Problem statement:
Return the listing word for word, as given.

>> Begin Listed records

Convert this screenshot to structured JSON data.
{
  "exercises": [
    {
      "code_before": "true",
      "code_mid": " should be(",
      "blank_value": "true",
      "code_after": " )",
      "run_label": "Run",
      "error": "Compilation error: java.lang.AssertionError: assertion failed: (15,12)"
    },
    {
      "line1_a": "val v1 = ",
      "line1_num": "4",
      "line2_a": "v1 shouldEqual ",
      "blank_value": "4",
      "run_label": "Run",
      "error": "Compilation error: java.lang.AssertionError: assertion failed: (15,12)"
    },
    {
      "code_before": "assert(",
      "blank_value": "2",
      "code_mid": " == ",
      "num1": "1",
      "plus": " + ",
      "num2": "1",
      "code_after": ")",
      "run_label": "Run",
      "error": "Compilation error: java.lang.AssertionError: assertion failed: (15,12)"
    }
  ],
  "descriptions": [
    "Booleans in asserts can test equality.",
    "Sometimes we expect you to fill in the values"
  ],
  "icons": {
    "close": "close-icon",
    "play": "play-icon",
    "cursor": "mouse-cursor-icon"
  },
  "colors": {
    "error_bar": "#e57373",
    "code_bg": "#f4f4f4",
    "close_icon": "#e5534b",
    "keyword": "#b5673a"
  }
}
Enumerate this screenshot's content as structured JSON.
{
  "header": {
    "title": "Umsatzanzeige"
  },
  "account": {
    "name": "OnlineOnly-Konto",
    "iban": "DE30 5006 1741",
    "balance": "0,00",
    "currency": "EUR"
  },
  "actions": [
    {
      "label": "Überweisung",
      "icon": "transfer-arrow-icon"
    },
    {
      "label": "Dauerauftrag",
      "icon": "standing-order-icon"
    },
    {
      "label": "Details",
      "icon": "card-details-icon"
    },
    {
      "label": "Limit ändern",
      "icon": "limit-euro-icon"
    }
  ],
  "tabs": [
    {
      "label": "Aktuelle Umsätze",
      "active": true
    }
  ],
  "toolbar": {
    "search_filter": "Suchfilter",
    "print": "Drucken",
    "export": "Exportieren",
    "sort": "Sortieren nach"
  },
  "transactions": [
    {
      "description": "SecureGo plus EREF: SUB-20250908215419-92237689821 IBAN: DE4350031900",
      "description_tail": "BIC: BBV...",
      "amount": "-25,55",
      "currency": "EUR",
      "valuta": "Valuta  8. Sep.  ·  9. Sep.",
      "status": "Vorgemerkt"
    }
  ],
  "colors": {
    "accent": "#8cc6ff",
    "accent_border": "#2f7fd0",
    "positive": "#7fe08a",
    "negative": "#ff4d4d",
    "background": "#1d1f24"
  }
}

>> End Listed records

Finished task:
Convert this screenshot to structured JSON data.
{
  "exercises": [
    {
      "code_before": "true",
      "code_mid": " should be(",
      "blank_value": "true",
      "code_after": " )",
      "run_label": "Run",
      "error": "Compilation error: java.lang.AssertionError: assertion failed: (15,12)"
    },
    {
      "line1_a": "val v1 = ",
      "line1_num": "4",
      "line2_a": "v1 shouldEqual ",
      "blank_value": "4",
      "run_label": "Run",
      "error": "Compilation error: java.lang.AssertionError: assertion failed: (15,12)"
    },
    {
      "code_before": "assert(",
      "blank_value": "2",
      "code_mid": " == ",
      "num1": "1",
      "plus": " + ",
      "num2": "1",
      "code_after": ")",
      "run_label": "Run",
      "error": "Compilation error: java.lang.AssertionError: assertion failed: (15,12)"
    }
  ],
  "descriptions": [
    "Booleans in asserts can test equality.",
    "Sometimes we expect you to fill in the values"
  ],
  "icons": {
    "close": "close-icon",
    "play": "play-icon",
    "cursor": "mouse-cursor-icon"
  },
  "colors": {
    "error_bar": "#e57373",
    "code_bg": "#f4f4f4",
    "close_icon": "#e5534b",
    "keyword": "#b5673a"
  }
}
Enumerate this screenshot's content as structured JSON.
{
  "header": {
    "title": "Umsatzanzeige"
  },
  "account": {
    "name": "OnlineOnly-Konto",
    "iban": "DE30 5006 1741",
    "balance": "0,00",
    "currency": "EUR"
  },
  "actions": [
    {
      "label": "Überweisung",
      "icon": "transfer-arrow-icon"
    },
    {
      "label": "Dauerauftrag",
      "icon": "standing-order-icon"
    },
    {
      "label": "Details",
      "icon": "card-details-icon"
    },
    {
      "label": "Limit ändern",
      "icon": "limit-euro-icon"
    }
  ],
  "tabs": [
    {
      "label": "Aktuelle Umsätze",
      "active": true
    }
  ],
  "toolbar": {
    "search_filter": "Suchfilter",
    "print": "Drucken",
    "export": "Exportieren",
    "sort": "Sortieren nach"
  },
  "transactions": [
    {
      "description": "SecureGo plus EREF: SUB-20250908215419-92237689821 IBAN: DE4350031900",
      "description_tail": "BIC: BBV...",
      "amount": "-25,55",
      "currency": "EUR",
      "valuta": "Valuta  8. Sep.  ·  9. Sep.",
      "status": "Vorgemerkt"
    }
  ],
  "colors": {
    "accent": "#8cc6ff",
    "accent_border": "#2f7fd0",
    "positive": "#7fe08a",
    "negative": "#ff4d4d",
    "background": "#1d1f24"
  }
}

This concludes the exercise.